* Start RECORDS SHOWN *

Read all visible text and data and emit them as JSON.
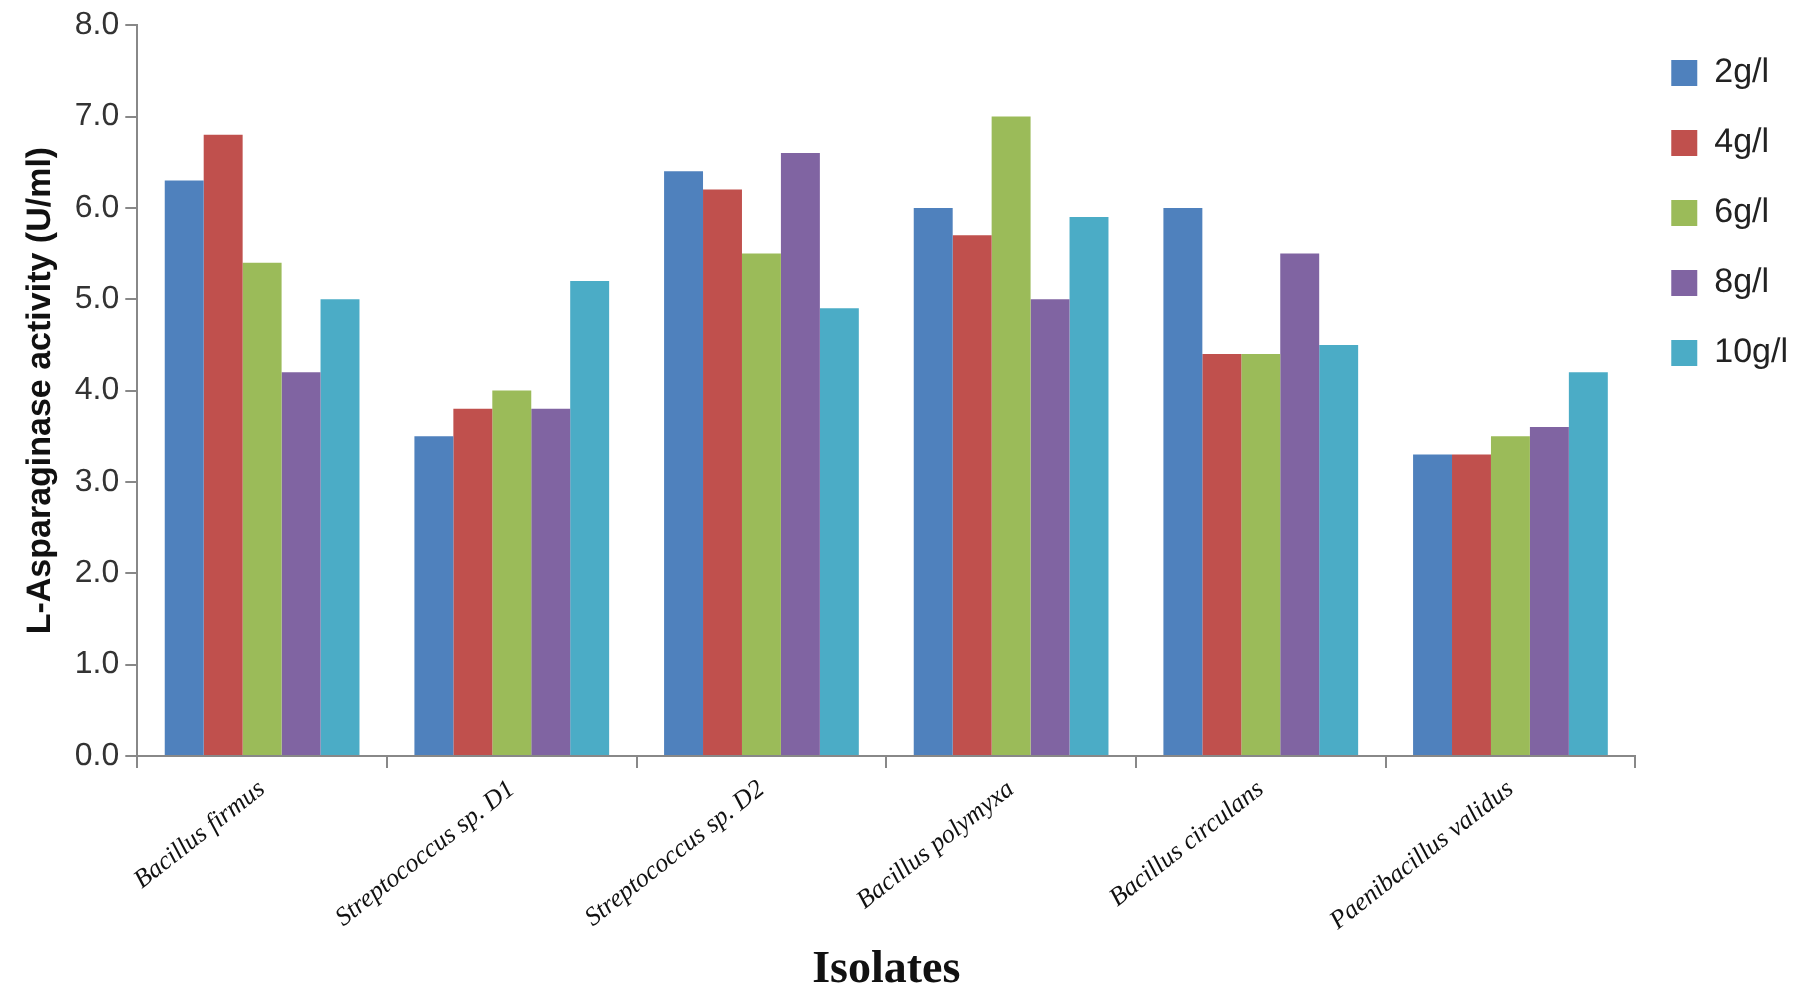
{
  "chart_data": {
    "type": "bar",
    "xlabel": "Isolates",
    "ylabel": "L-Asparaginase activity (U/ml)",
    "categories": [
      "Bacillus firmus",
      "Streptococcus sp. D1",
      "Streptococcus sp. D2",
      "Bacillus polymyxa",
      "Bacillus circulans",
      "Paenibacillus validus"
    ],
    "series": [
      {
        "name": "2g/l",
        "color": "#4f81bd",
        "values": [
          6.3,
          3.5,
          6.4,
          6.0,
          6.0,
          3.3
        ]
      },
      {
        "name": "4g/l",
        "color": "#c0504d",
        "values": [
          6.8,
          3.8,
          6.2,
          5.7,
          4.4,
          3.3
        ]
      },
      {
        "name": "6g/l",
        "color": "#9bbb59",
        "values": [
          5.4,
          4.0,
          5.5,
          7.0,
          4.4,
          3.5
        ]
      },
      {
        "name": "8g/l",
        "color": "#8064a2",
        "values": [
          4.2,
          3.8,
          6.6,
          5.0,
          5.5,
          3.6
        ]
      },
      {
        "name": "10g/l",
        "color": "#4bacc6",
        "values": [
          5.0,
          5.2,
          4.9,
          5.9,
          4.5,
          4.2
        ]
      }
    ],
    "ylim": [
      0,
      8
    ],
    "yticks": [
      {
        "value": 0,
        "label": "0.0"
      },
      {
        "value": 1,
        "label": "1.0"
      },
      {
        "value": 2,
        "label": "2.0"
      },
      {
        "value": 3,
        "label": "3.0"
      },
      {
        "value": 4,
        "label": "4.0"
      },
      {
        "value": 5,
        "label": "5.0"
      },
      {
        "value": 6,
        "label": "6.0"
      },
      {
        "value": 7,
        "label": "7.0"
      },
      {
        "value": 8,
        "label": "8.0"
      }
    ],
    "grid": false,
    "legend": "top right"
  }
}
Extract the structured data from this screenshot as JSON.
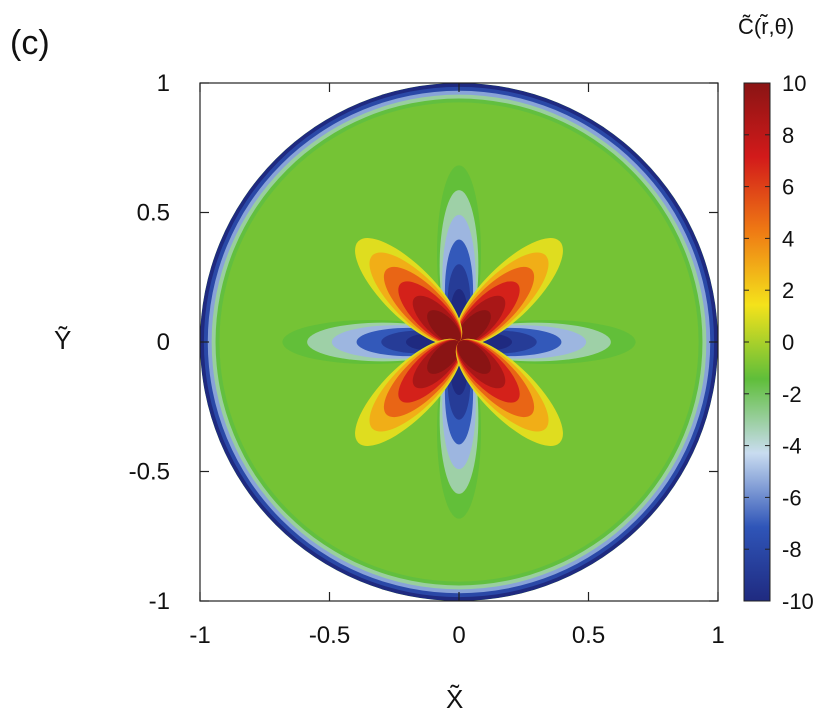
{
  "panel_label": "(c)",
  "colorbar_label": "C̃(r̃,θ)",
  "chart_data": {
    "type": "heatmap",
    "title": "",
    "xlabel": "X̃",
    "ylabel": "Ỹ",
    "xlim": [
      -1,
      1
    ],
    "ylim": [
      -1,
      1
    ],
    "domain_shape": "unit-disk",
    "x_ticks": [
      "-1",
      "-0.5",
      "0",
      "0.5",
      "1"
    ],
    "y_ticks": [
      "1",
      "0.5",
      "0",
      "-0.5",
      "-1"
    ],
    "x_tick_values": [
      -1,
      -0.5,
      0,
      0.5,
      1
    ],
    "y_tick_values": [
      1,
      0.5,
      0,
      -0.5,
      -1
    ],
    "colorbar": {
      "range": [
        -10,
        10
      ],
      "ticks": [
        "10",
        "8",
        "6",
        "4",
        "2",
        "0",
        "-2",
        "-4",
        "-6",
        "-8",
        "-10"
      ],
      "tick_values": [
        10,
        8,
        6,
        4,
        2,
        0,
        -2,
        -4,
        -6,
        -8,
        -10
      ],
      "colormap": [
        "#1f2a80",
        "#2f55b8",
        "#c9dcf0",
        "#5fbe3a",
        "#f4e21b",
        "#ef7a14",
        "#d21a1a",
        "#8a1414"
      ]
    },
    "features": [
      {
        "description": "negative lobes along axes",
        "angles_deg": [
          0,
          90,
          180,
          270
        ],
        "peak_value": -10
      },
      {
        "description": "positive lobes along diagonals",
        "angles_deg": [
          45,
          135,
          225,
          315
        ],
        "peak_value": 10
      },
      {
        "description": "background field",
        "value": -1
      },
      {
        "description": "boundary ring near r=1",
        "value": -10
      }
    ]
  }
}
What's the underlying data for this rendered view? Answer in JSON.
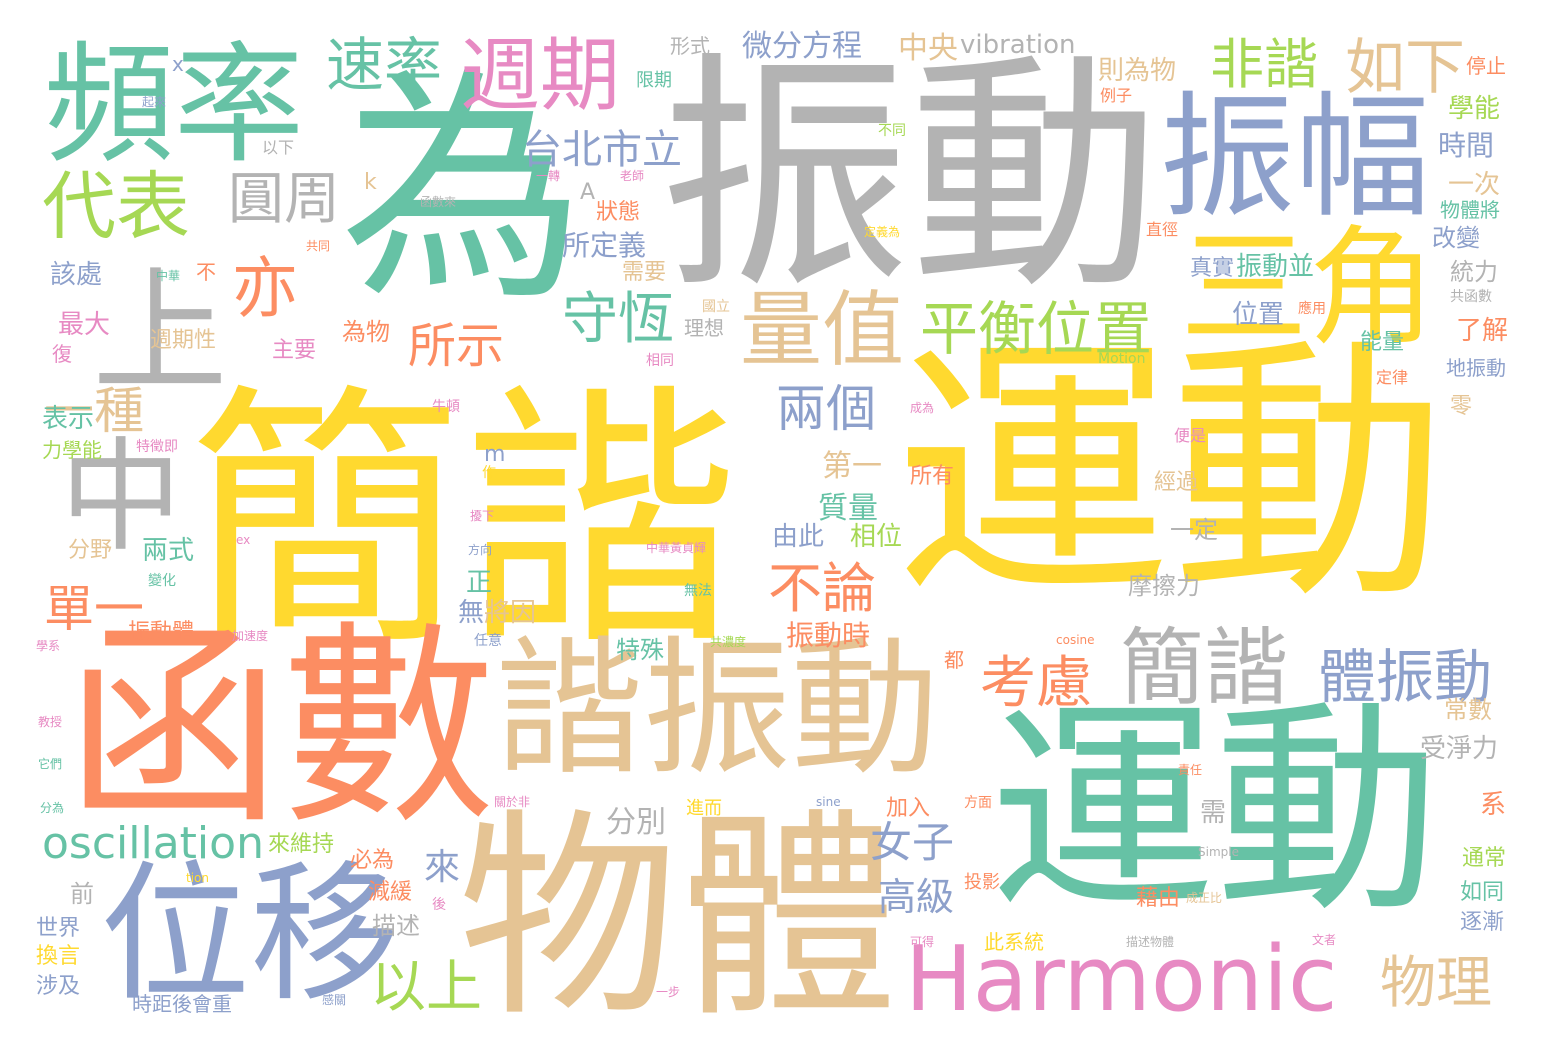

* End RECORDS SHOWN *

Pull out the lines above in which the word "name" appears.

        "name": "2g/l",
        "name": "4g/l",
        "name": "6g/l",
        "name": "8g/l",
        "name": "10g/l",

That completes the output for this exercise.